GIVEN INSTRUCTION >>
Give an exact copy of every line, leaving images out.

Data listing

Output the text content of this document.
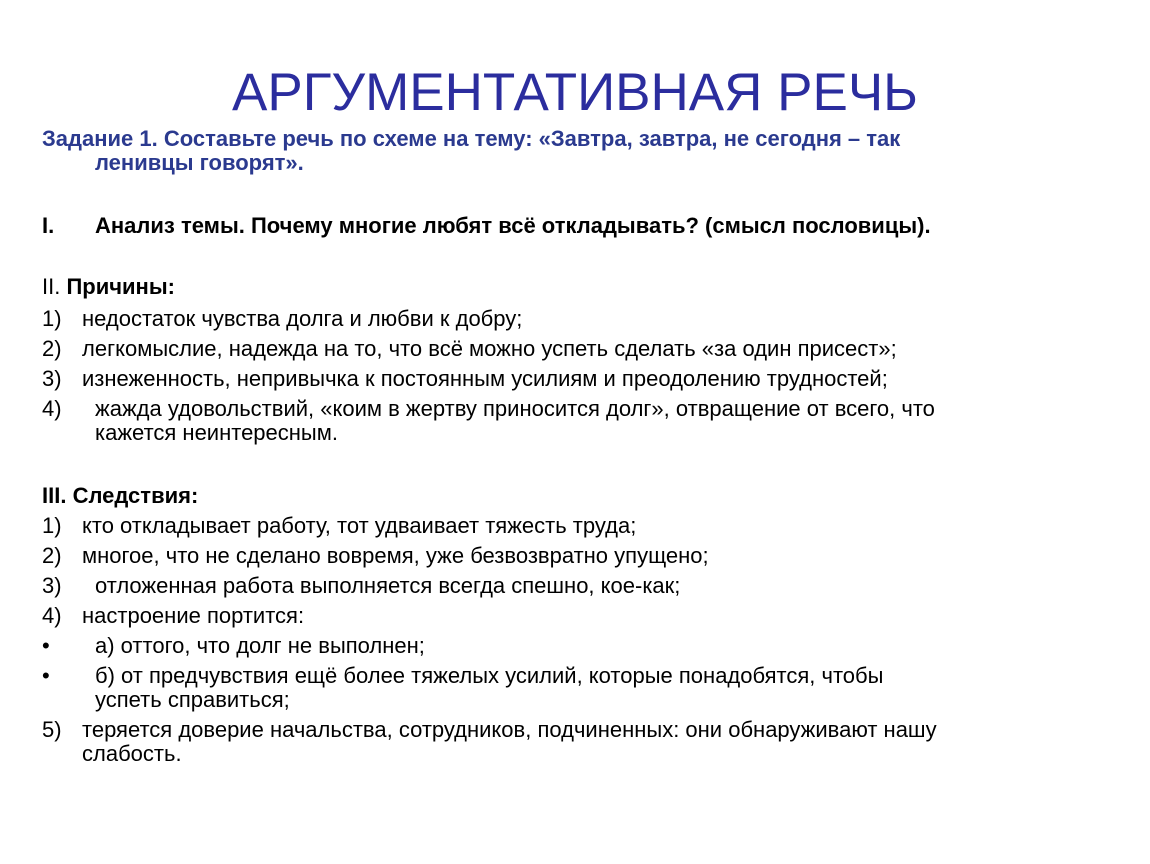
АРГУМЕНТАТИВНАЯ РЕЧЬ
Задание 1. Составьте речь по схеме на тему: «Завтра, завтра, не сегодня – так
ленивцы говорят».
I. Анализ темы. Почему многие любят всё откладывать? (смысл пословицы).
II. Причины:
1) недостаток чувства долга и любви к добру;
2) легкомыслие, надежда на то, что всё можно успеть сделать «за один присест»;
3) изнеженность, непривычка к постоянным усилиям и преодолению трудностей;
4) жажда удовольствий, «коим в жертву приносится долг», отвращение от всего, что
кажется неинтересным.
III. Следствия:
1) кто откладывает работу, тот удваивает тяжесть труда;
2) многое, что не сделано вовремя, уже безвозвратно упущено;
3) отложенная работа выполняется всегда спешно, кое-как;
4) настроение портится:
• а) оттого, что долг не выполнен;
• б) от предчувствия ещё более тяжелых усилий, которые понадобятся, чтобы
успеть справиться;
5) теряется доверие начальства, сотрудников, подчиненных: они обнаруживают нашу
слабость.
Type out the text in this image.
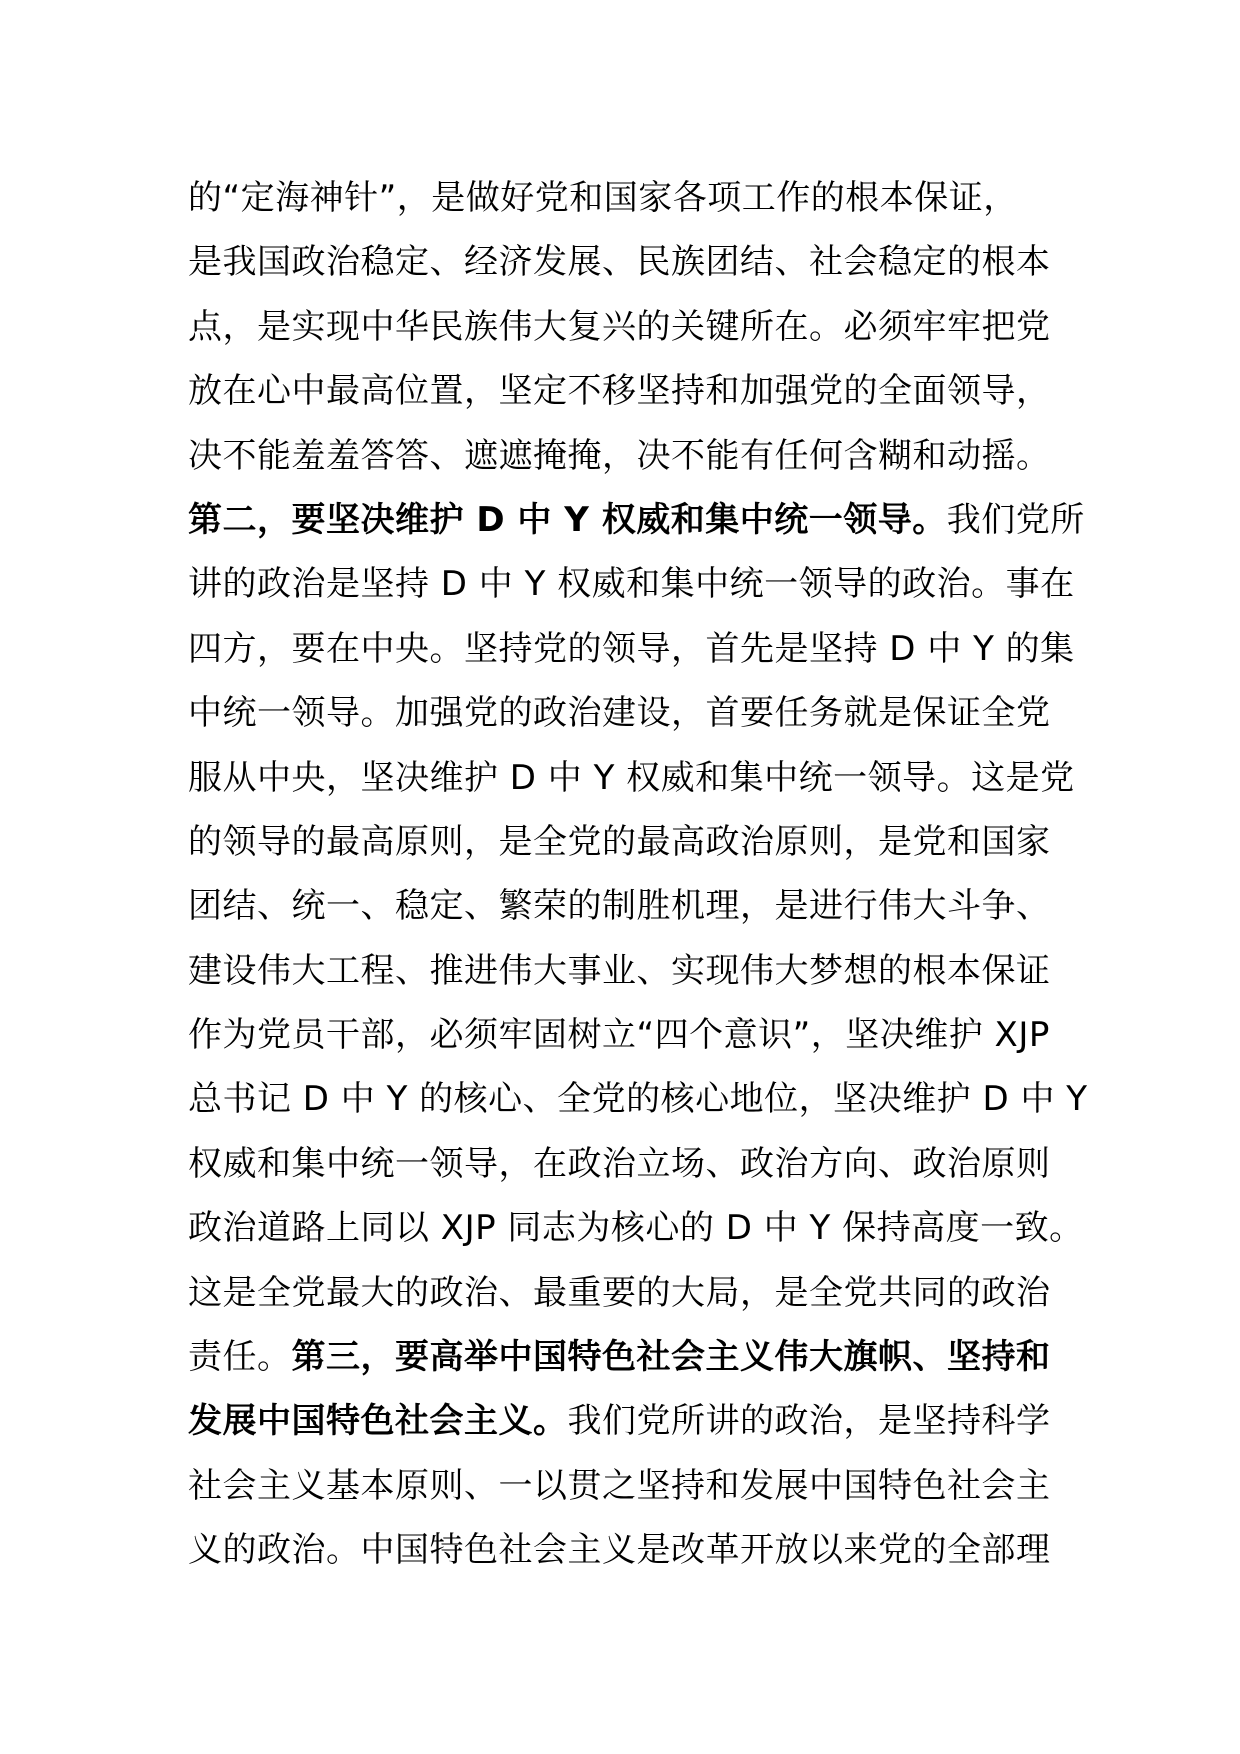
的“定海神针”，是做好党和国家各项工作的根本保证，
是我国政治稳定、经济发展、民族团结、社会稳定的根本
点，是实现中华民族伟大复兴的关键所在。必须牢牢把党
放在心中最高位置，坚定不移坚持和加强党的全面领导，
决不能羞羞答答、遮遮掩掩，决不能有任何含糊和动摇。
第二，要坚决维护 D 中 Y 权威和集中统一领导。我们党所
讲的政治是坚持 D 中 Y 权威和集中统一领导的政治。事在
四方，要在中央。坚持党的领导，首先是坚持 D 中 Y 的集
中统一领导。加强党的政治建设，首要任务就是保证全党
服从中央，坚决维护 D 中 Y 权威和集中统一领导。这是党
的领导的最高原则，是全党的最高政治原则，是党和国家
团结、统一、稳定、繁荣的制胜机理，是进行伟大斗争、
建设伟大工程、推进伟大事业、实现伟大梦想的根本保证
作为党员干部，必须牢固树立“四个意识”，坚决维护 XJP
总书记 D 中 Y 的核心、全党的核心地位，坚决维护 D 中 Y
权威和集中统一领导，在政治立场、政治方向、政治原则
政治道路上同以 XJP 同志为核心的 D 中 Y 保持高度一致。
这是全党最大的政治、最重要的大局，是全党共同的政治
责任。第三，要高举中国特色社会主义伟大旗帜、坚持和
发展中国特色社会主义。我们党所讲的政治，是坚持科学
社会主义基本原则、一以贯之坚持和发展中国特色社会主
义的政治。中国特色社会主义是改革开放以来党的全部理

FULL ANSWER >>
Output the text content of this document.
АРГУМЕНТАТИВНАЯ РЕЧЬ
Задание 1. Составьте речь по схеме на тему: «Завтра, завтра, не сегодня – так
ленивцы говорят».
I. Анализ темы. Почему многие любят всё откладывать? (смысл пословицы).
II. Причины:
1) недостаток чувства долга и любви к добру;
2) легкомыслие, надежда на то, что всё можно успеть сделать «за один присест»;
3) изнеженность, непривычка к постоянным усилиям и преодолению трудностей;
4) жажда удовольствий, «коим в жертву приносится долг», отвращение от всего, что
кажется неинтересным.
III. Следствия:
1) кто откладывает работу, тот удваивает тяжесть труда;
2) многое, что не сделано вовремя, уже безвозвратно упущено;
3) отложенная работа выполняется всегда спешно, кое-как;
4) настроение портится:
• а) оттого, что долг не выполнен;
• б) от предчувствия ещё более тяжелых усилий, которые понадобятся, чтобы
успеть справиться;
5) теряется доверие начальства, сотрудников, подчиненных: они обнаруживают нашу
слабость.
Type out the text in this image.
的“定海神针”，是做好党和国家各项工作的根本保证，
是我国政治稳定、经济发展、民族团结、社会稳定的根本
点，是实现中华民族伟大复兴的关键所在。必须牢牢把党
放在心中最高位置，坚定不移坚持和加强党的全面领导，
决不能羞羞答答、遮遮掩掩，决不能有任何含糊和动摇。
第二，要坚决维护 D 中 Y 权威和集中统一领导。我们党所
讲的政治是坚持 D 中 Y 权威和集中统一领导的政治。事在
四方，要在中央。坚持党的领导，首先是坚持 D 中 Y 的集
中统一领导。加强党的政治建设，首要任务就是保证全党
服从中央，坚决维护 D 中 Y 权威和集中统一领导。这是党
的领导的最高原则，是全党的最高政治原则，是党和国家
团结、统一、稳定、繁荣的制胜机理，是进行伟大斗争、
建设伟大工程、推进伟大事业、实现伟大梦想的根本保证
作为党员干部，必须牢固树立“四个意识”，坚决维护 XJP
总书记 D 中 Y 的核心、全党的核心地位，坚决维护 D 中 Y
权威和集中统一领导，在政治立场、政治方向、政治原则
政治道路上同以 XJP 同志为核心的 D 中 Y 保持高度一致。
这是全党最大的政治、最重要的大局，是全党共同的政治
责任。第三，要高举中国特色社会主义伟大旗帜、坚持和
发展中国特色社会主义。我们党所讲的政治，是坚持科学
社会主义基本原则、一以贯之坚持和发展中国特色社会主
义的政治。中国特色社会主义是改革开放以来党的全部理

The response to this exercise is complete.